>> Start
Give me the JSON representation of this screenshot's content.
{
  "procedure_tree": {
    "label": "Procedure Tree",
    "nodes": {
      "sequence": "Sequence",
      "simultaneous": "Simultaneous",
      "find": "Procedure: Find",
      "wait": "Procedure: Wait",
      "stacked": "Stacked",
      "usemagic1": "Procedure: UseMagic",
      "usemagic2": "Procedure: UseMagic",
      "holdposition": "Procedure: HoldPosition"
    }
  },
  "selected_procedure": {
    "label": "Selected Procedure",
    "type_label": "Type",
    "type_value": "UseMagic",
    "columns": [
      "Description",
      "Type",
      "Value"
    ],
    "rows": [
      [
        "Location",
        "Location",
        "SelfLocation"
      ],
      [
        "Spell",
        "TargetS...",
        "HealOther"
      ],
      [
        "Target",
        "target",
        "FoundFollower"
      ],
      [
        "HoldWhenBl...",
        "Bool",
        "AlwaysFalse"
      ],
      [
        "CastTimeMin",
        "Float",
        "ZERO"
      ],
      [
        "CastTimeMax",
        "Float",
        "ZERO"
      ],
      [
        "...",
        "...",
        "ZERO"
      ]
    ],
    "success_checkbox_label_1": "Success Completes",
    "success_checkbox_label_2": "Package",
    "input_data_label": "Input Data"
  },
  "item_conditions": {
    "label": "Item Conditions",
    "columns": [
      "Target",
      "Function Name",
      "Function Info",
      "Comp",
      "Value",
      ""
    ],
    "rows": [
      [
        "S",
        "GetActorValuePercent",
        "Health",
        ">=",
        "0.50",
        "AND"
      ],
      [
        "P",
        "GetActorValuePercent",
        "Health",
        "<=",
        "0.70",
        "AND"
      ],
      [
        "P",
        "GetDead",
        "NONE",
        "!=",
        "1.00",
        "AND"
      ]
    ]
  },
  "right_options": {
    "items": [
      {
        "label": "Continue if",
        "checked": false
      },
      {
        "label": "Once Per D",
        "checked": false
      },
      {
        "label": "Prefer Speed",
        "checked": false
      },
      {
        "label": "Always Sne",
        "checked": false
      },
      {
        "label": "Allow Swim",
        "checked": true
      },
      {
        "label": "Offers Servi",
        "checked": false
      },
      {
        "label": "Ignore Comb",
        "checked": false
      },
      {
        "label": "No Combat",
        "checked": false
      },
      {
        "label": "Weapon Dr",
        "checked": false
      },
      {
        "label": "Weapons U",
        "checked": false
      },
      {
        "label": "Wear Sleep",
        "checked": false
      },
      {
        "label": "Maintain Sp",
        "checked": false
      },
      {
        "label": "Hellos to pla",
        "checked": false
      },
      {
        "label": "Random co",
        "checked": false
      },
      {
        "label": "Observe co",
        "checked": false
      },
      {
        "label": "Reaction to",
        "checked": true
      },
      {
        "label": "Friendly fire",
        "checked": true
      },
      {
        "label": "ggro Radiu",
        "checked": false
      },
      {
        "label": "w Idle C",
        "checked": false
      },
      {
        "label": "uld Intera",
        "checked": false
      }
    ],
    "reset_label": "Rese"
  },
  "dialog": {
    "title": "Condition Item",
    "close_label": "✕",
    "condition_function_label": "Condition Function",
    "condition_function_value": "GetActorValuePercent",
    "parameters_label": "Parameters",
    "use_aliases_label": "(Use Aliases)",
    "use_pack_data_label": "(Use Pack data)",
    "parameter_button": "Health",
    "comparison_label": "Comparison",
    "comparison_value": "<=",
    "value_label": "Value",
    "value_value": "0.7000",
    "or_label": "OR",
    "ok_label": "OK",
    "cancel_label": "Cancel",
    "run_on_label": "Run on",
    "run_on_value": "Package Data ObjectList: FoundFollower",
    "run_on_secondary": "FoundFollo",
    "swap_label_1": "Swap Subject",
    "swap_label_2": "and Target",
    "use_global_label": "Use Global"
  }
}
>> End
__Set exercise__
Copy out every line where the word "Package" occurs.

__Solution to the problem__
    "success_checkbox_label_2": "Package",
    "run_on_value": "Package Data ObjectList: FoundFollower",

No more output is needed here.